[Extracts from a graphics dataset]
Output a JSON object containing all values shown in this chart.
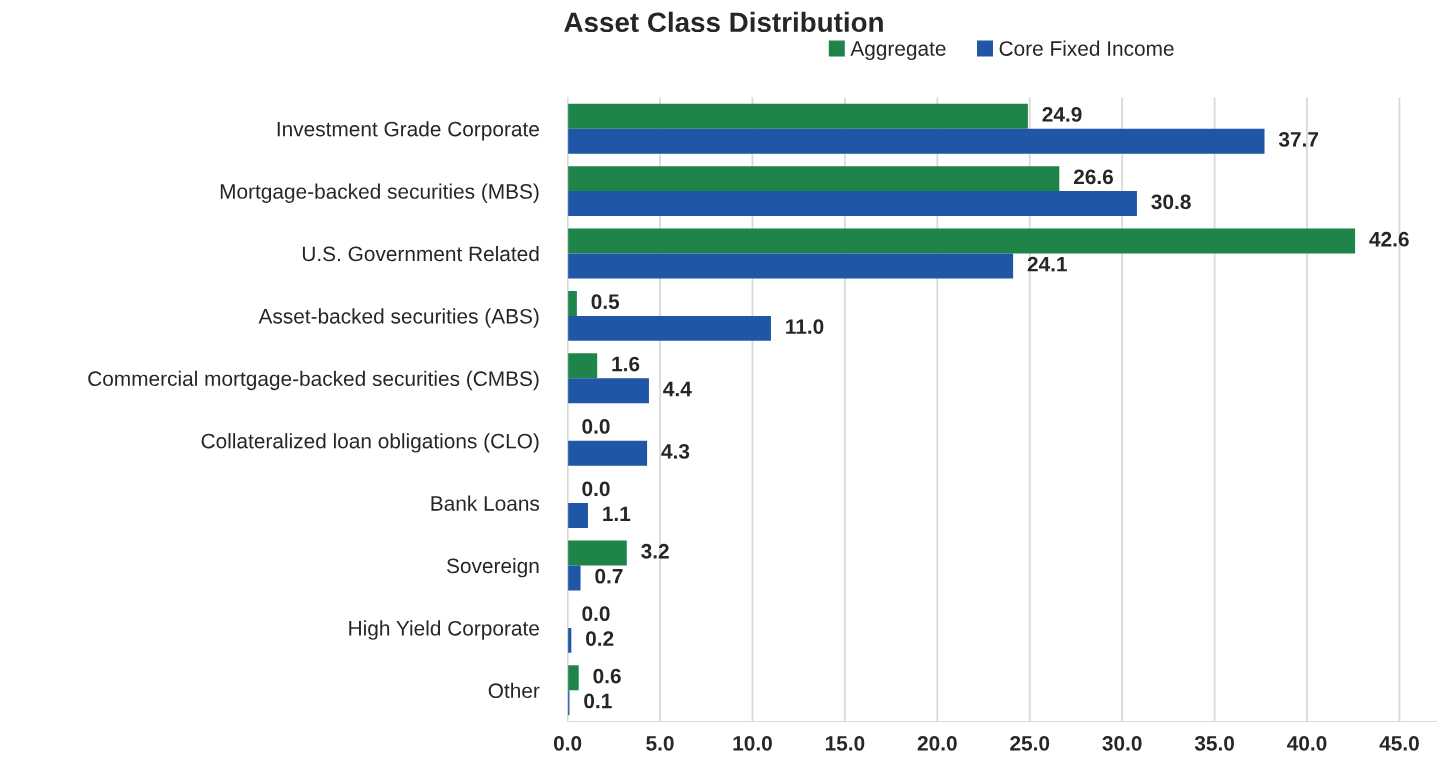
{
  "chart_data": {
    "type": "bar",
    "orientation": "horizontal",
    "title": "Asset Class Distribution",
    "categories": [
      "Investment Grade Corporate",
      "Mortgage-backed securities (MBS)",
      "U.S. Government Related",
      "Asset-backed securities (ABS)",
      "Commercial mortgage-backed securities (CMBS)",
      "Collateralized loan obligations (CLO)",
      "Bank Loans",
      "Sovereign",
      "High Yield Corporate",
      "Other"
    ],
    "series": [
      {
        "name": "Aggregate",
        "color": "#1e8449",
        "values": [
          24.9,
          26.6,
          42.6,
          0.5,
          1.6,
          0.0,
          0.0,
          3.2,
          0.0,
          0.6
        ],
        "value_labels": [
          "24.9",
          "26.6",
          "42.6",
          "0.5",
          "1.6",
          "0.0",
          "0.0",
          "3.2",
          "0.0",
          "0.6"
        ]
      },
      {
        "name": "Core Fixed Income",
        "color": "#1f57a6",
        "values": [
          37.7,
          30.8,
          24.1,
          11.0,
          4.4,
          4.3,
          1.1,
          0.7,
          0.2,
          0.1
        ],
        "value_labels": [
          "37.7",
          "30.8",
          "24.1",
          "11.0",
          "4.4",
          "4.3",
          "1.1",
          "0.7",
          "0.2",
          "0.1"
        ]
      }
    ],
    "xlim": [
      0,
      47
    ],
    "xticks": [
      {
        "value": 0,
        "label": "0.0"
      },
      {
        "value": 5,
        "label": "5.0"
      },
      {
        "value": 10,
        "label": "10.0"
      },
      {
        "value": 15,
        "label": "15.0"
      },
      {
        "value": 20,
        "label": "20.0"
      },
      {
        "value": 25,
        "label": "25.0"
      },
      {
        "value": 30,
        "label": "30.0"
      },
      {
        "value": 35,
        "label": "35.0"
      },
      {
        "value": 40,
        "label": "40.0"
      },
      {
        "value": 45,
        "label": "45.0"
      }
    ],
    "grid": "x",
    "legend": "top"
  }
}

» **Task prompt**: Select the lines from the entries that include the word "backed".

» **Task solution**:
      "Mortgage-backed securities (MBS)",
      "Asset-backed securities (ABS)",
      "Commercial mortgage-backed securities (CMBS)",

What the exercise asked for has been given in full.